Begin
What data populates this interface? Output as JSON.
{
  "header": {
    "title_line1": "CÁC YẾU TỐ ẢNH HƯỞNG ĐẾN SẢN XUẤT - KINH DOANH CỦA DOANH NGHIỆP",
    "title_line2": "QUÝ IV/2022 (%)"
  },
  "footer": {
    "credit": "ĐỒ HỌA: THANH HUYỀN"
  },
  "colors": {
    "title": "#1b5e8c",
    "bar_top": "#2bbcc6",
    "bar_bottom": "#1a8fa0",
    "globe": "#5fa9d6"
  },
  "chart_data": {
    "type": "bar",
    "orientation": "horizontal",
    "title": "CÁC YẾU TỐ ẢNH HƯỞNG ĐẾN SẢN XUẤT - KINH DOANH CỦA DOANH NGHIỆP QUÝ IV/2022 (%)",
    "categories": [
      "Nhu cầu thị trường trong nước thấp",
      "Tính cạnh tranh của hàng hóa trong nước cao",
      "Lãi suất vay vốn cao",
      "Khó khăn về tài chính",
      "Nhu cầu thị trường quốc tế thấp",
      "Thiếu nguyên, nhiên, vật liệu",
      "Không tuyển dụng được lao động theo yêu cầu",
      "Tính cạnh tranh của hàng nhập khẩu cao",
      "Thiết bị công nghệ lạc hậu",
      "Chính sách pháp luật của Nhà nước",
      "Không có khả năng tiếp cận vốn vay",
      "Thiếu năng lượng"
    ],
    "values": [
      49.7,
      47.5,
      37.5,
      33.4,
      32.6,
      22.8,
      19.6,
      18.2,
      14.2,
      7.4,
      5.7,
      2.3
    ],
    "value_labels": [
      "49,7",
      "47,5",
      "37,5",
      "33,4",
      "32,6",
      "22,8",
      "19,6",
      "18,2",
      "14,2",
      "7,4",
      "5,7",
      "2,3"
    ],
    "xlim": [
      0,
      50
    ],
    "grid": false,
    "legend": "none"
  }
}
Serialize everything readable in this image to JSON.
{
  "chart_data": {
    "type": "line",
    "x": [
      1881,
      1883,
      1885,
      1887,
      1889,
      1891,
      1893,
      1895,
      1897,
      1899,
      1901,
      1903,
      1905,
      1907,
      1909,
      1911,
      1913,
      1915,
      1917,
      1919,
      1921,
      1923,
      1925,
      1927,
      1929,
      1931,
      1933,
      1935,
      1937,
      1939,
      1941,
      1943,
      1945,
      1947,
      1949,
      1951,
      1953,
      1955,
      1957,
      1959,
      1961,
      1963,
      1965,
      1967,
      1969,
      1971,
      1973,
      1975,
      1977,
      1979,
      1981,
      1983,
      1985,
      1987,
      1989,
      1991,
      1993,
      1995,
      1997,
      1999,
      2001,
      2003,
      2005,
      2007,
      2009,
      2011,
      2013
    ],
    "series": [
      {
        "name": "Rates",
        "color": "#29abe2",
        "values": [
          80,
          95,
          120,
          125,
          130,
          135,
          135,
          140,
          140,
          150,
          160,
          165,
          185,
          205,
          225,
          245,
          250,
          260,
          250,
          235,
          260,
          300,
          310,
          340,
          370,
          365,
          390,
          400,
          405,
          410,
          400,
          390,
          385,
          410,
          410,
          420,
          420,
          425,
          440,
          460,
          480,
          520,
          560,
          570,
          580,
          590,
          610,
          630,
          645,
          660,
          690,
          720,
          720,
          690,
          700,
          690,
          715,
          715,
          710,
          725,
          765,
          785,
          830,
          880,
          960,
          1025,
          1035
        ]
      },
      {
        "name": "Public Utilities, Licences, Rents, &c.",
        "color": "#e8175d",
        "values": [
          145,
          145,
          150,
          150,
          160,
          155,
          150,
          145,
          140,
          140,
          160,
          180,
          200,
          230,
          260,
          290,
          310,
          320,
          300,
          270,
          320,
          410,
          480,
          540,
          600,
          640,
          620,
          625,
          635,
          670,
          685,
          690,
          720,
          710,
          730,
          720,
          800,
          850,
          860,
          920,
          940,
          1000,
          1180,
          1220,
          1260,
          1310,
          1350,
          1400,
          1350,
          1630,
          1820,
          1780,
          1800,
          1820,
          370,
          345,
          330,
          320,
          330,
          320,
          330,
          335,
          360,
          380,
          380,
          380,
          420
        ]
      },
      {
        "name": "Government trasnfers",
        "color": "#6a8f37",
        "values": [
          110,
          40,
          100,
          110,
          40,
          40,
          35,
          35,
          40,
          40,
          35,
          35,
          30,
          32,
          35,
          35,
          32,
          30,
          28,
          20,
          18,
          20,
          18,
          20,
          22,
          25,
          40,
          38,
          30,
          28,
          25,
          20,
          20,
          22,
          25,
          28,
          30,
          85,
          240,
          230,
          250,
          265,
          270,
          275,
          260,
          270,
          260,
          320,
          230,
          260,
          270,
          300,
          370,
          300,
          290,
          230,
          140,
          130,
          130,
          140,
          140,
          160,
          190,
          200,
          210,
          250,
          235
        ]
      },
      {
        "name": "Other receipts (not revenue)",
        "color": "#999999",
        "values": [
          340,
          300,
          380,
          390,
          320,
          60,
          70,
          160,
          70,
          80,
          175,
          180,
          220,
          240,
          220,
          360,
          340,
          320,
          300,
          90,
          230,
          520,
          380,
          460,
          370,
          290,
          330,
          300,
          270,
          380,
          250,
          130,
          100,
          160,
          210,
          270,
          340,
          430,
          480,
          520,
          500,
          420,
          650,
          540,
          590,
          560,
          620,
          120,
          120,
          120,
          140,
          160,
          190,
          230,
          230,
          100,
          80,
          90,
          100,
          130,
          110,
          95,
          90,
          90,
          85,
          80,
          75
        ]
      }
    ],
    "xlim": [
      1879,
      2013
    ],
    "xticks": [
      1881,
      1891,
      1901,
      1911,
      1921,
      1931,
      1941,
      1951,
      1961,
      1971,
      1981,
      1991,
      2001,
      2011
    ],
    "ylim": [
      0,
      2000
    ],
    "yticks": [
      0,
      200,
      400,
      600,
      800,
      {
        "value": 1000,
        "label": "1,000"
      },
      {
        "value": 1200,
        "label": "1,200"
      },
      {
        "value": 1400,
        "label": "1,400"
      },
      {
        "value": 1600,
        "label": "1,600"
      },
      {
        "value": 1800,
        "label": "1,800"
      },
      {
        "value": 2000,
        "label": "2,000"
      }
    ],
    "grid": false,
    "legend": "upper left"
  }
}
End
Written problem
Scan the listing above. Gather each line that contains the word "nước".

Exercise solution
      "Nhu cầu thị trường trong nước thấp",
      "Tính cạnh tranh của hàng hóa trong nước cao",
      "Chính sách pháp luật của Nhà nước",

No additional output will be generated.